▶ Exercise objective: Pictures stay out; everything else in the records below is copied exactly.
((
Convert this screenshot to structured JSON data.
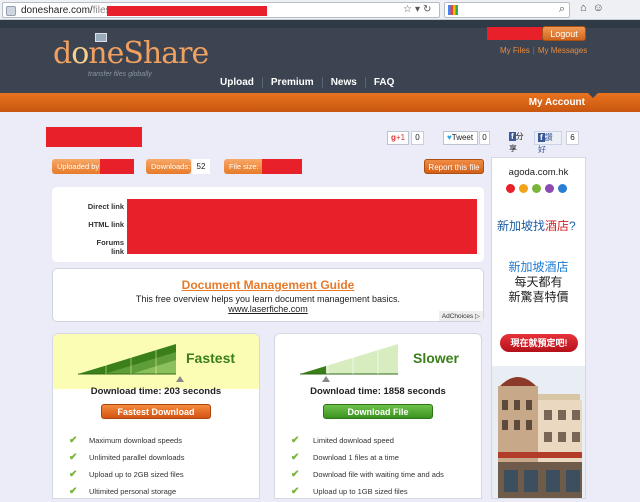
{
  "browser": {
    "url_domain": "doneshare.com/",
    "url_path": "files",
    "icons": [
      "star-icon",
      "dropdown-icon",
      "reload-icon",
      "search-icon",
      "home-icon",
      "user-icon"
    ]
  },
  "header": {
    "logo_text_a": "d",
    "logo_text_o": "o",
    "logo_text_b": "neShare",
    "tagline": "transfer files globally",
    "logout_label": "Logout",
    "my_files": "My Files",
    "my_messages": "My Messages",
    "separator": "|",
    "nav": [
      "Upload",
      "Premium",
      "News",
      "FAQ"
    ],
    "account_label": "My Account"
  },
  "social": {
    "gplus_label": "+1",
    "gplus_count": "0",
    "tweet_label": "Tweet",
    "tweet_count": "0",
    "fb_share": "分享",
    "fb_like": "讚好",
    "fb_count": "6"
  },
  "meta": {
    "uploaded_by_label": "Uploaded by:",
    "downloads_label": "Downloads:",
    "downloads_value": "52",
    "file_size_label": "File size:",
    "report_label": "Report this file"
  },
  "links": {
    "direct": "Direct link",
    "html": "HTML link",
    "forums": "Forums link"
  },
  "ad": {
    "title": "Document Management Guide",
    "body": "This free overview helps you learn document management basics.",
    "url": "www.laserfiche.com",
    "adchoices": "AdChoices"
  },
  "download": {
    "fast": {
      "word": "Fastest",
      "time": "Download time: 203 seconds",
      "button": "Fastest Download",
      "features": [
        "Maximum download speeds",
        "Unlimited parallel downloads",
        "Upload up to 2GB sized files",
        "Ultimited personal storage"
      ]
    },
    "slow": {
      "word": "Slower",
      "time": "Download time: 1858 seconds",
      "button": "Download File",
      "features": [
        "Limited download speed",
        "Download 1 files at a time",
        "Download file with waiting time and ads",
        "Upload up to 1GB sized files"
      ]
    }
  },
  "side_ad": {
    "brand": "agoda.com.hk",
    "question_a": "新加坡找",
    "question_hl": "酒店",
    "question_b": "?",
    "h1": "新加坡酒店",
    "h2": "每天都有",
    "h3": "新驚喜特價",
    "button": "現在就預定吧!",
    "dot_colors": [
      "#e8202a",
      "#f2a31b",
      "#7ab53a",
      "#8a4bb5",
      "#2a7fd4"
    ]
  },
  "colors": {
    "accent_orange": "#e8731f",
    "header_dark": "#3d4451",
    "green": "#3a7f1a"
  }
}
))
▶ Exercise answer:
Convert this screenshot to structured JSON data.
{
  "browser": {
    "url_domain": "doneshare.com/",
    "url_path": "files",
    "icons": [
      "star-icon",
      "dropdown-icon",
      "reload-icon",
      "search-icon",
      "home-icon",
      "user-icon"
    ]
  },
  "header": {
    "logo_text_a": "d",
    "logo_text_o": "o",
    "logo_text_b": "neShare",
    "tagline": "transfer files globally",
    "logout_label": "Logout",
    "my_files": "My Files",
    "my_messages": "My Messages",
    "separator": "|",
    "nav": [
      "Upload",
      "Premium",
      "News",
      "FAQ"
    ],
    "account_label": "My Account"
  },
  "social": {
    "gplus_label": "+1",
    "gplus_count": "0",
    "tweet_label": "Tweet",
    "tweet_count": "0",
    "fb_share": "分享",
    "fb_like": "讚好",
    "fb_count": "6"
  },
  "meta": {
    "uploaded_by_label": "Uploaded by:",
    "downloads_label": "Downloads:",
    "downloads_value": "52",
    "file_size_label": "File size:",
    "report_label": "Report this file"
  },
  "links": {
    "direct": "Direct link",
    "html": "HTML link",
    "forums": "Forums link"
  },
  "ad": {
    "title": "Document Management Guide",
    "body": "This free overview helps you learn document management basics.",
    "url": "www.laserfiche.com",
    "adchoices": "AdChoices"
  },
  "download": {
    "fast": {
      "word": "Fastest",
      "time": "Download time: 203 seconds",
      "button": "Fastest Download",
      "features": [
        "Maximum download speeds",
        "Unlimited parallel downloads",
        "Upload up to 2GB sized files",
        "Ultimited personal storage"
      ]
    },
    "slow": {
      "word": "Slower",
      "time": "Download time: 1858 seconds",
      "button": "Download File",
      "features": [
        "Limited download speed",
        "Download 1 files at a time",
        "Download file with waiting time and ads",
        "Upload up to 1GB sized files"
      ]
    }
  },
  "side_ad": {
    "brand": "agoda.com.hk",
    "question_a": "新加坡找",
    "question_hl": "酒店",
    "question_b": "?",
    "h1": "新加坡酒店",
    "h2": "每天都有",
    "h3": "新驚喜特價",
    "button": "現在就預定吧!",
    "dot_colors": [
      "#e8202a",
      "#f2a31b",
      "#7ab53a",
      "#8a4bb5",
      "#2a7fd4"
    ]
  },
  "colors": {
    "accent_orange": "#e8731f",
    "header_dark": "#3d4451",
    "green": "#3a7f1a"
  }
}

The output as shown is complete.